── Dataset content ──

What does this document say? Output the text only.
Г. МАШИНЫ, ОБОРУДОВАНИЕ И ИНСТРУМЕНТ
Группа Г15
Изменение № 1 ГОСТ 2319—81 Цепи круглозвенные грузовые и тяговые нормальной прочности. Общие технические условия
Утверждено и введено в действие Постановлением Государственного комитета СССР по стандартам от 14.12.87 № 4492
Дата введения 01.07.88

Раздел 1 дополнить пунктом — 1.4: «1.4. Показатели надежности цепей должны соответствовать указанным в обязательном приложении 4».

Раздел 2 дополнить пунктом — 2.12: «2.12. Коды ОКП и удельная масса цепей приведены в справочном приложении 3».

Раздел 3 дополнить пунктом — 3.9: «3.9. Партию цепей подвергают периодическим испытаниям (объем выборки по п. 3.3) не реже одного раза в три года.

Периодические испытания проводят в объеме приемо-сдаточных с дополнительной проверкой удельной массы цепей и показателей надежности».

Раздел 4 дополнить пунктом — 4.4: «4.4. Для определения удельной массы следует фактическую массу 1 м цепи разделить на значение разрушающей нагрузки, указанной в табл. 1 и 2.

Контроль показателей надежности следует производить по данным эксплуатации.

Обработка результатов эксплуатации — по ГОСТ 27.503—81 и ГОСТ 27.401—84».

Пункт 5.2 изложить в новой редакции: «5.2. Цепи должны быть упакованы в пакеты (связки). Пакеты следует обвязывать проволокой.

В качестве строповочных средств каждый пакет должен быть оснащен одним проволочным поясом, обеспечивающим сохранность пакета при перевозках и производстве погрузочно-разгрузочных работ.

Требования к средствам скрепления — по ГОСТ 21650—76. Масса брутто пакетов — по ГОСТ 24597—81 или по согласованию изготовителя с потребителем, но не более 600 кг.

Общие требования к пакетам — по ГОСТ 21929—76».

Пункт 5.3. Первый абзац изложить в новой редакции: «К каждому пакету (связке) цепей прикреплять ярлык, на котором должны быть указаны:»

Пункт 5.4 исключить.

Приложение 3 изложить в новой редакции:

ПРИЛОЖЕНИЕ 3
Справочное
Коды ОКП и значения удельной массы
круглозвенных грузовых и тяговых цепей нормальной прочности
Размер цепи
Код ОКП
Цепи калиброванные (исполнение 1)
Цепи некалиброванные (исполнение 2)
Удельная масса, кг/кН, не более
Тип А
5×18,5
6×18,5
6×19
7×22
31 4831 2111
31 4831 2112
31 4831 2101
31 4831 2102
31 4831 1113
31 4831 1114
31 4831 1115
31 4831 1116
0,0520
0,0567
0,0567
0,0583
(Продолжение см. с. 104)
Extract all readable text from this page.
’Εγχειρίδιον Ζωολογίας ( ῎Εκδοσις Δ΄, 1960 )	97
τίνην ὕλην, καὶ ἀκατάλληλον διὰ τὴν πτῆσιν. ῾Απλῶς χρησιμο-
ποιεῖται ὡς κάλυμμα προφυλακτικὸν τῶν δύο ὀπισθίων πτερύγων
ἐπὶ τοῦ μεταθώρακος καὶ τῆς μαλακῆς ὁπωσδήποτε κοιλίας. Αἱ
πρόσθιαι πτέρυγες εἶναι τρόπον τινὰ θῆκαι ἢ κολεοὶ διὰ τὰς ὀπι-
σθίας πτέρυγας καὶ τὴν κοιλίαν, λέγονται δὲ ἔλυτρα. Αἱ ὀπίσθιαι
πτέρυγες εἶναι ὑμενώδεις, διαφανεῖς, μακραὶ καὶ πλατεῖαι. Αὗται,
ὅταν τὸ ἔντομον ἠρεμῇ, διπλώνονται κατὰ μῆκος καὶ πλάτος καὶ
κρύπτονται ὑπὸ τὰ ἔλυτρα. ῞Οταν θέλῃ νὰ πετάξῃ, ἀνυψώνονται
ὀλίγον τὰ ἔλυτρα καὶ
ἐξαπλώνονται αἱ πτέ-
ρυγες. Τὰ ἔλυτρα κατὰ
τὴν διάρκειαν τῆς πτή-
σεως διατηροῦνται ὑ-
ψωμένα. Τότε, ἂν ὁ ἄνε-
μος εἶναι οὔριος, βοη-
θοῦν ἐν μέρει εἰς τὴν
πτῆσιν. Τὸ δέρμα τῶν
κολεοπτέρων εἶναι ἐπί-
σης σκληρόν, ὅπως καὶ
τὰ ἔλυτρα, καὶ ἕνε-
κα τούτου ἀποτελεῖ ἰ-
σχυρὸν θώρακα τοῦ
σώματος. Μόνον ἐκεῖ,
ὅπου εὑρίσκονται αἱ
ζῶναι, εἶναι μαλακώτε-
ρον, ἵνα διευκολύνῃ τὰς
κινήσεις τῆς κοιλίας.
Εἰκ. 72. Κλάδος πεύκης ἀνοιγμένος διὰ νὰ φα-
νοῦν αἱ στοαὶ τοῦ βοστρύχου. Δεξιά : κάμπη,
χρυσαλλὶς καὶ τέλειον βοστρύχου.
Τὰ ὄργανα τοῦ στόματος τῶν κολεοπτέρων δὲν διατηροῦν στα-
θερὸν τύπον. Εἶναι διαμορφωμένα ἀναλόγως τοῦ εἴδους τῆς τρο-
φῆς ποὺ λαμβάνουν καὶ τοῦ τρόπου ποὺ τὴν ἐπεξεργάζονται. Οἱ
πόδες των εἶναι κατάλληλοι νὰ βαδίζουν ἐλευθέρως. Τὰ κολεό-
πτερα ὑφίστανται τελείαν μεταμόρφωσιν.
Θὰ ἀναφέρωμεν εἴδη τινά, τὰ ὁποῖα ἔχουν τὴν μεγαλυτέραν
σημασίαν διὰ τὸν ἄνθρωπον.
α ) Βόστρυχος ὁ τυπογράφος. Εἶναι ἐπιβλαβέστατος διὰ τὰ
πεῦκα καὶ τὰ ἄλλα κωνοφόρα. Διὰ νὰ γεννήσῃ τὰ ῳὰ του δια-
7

───

Task prompt —
Which lines hold the word "более"? Return all of them from the records above.

Written response —
Требования к средствам скрепления — по ГОСТ 21650—76. Масса брутто пакетов — по ГОСТ 24597—81 или по согласованию изготовителя с потребителем, но не более 600 кг.
Удельная масса, кг/кН, не более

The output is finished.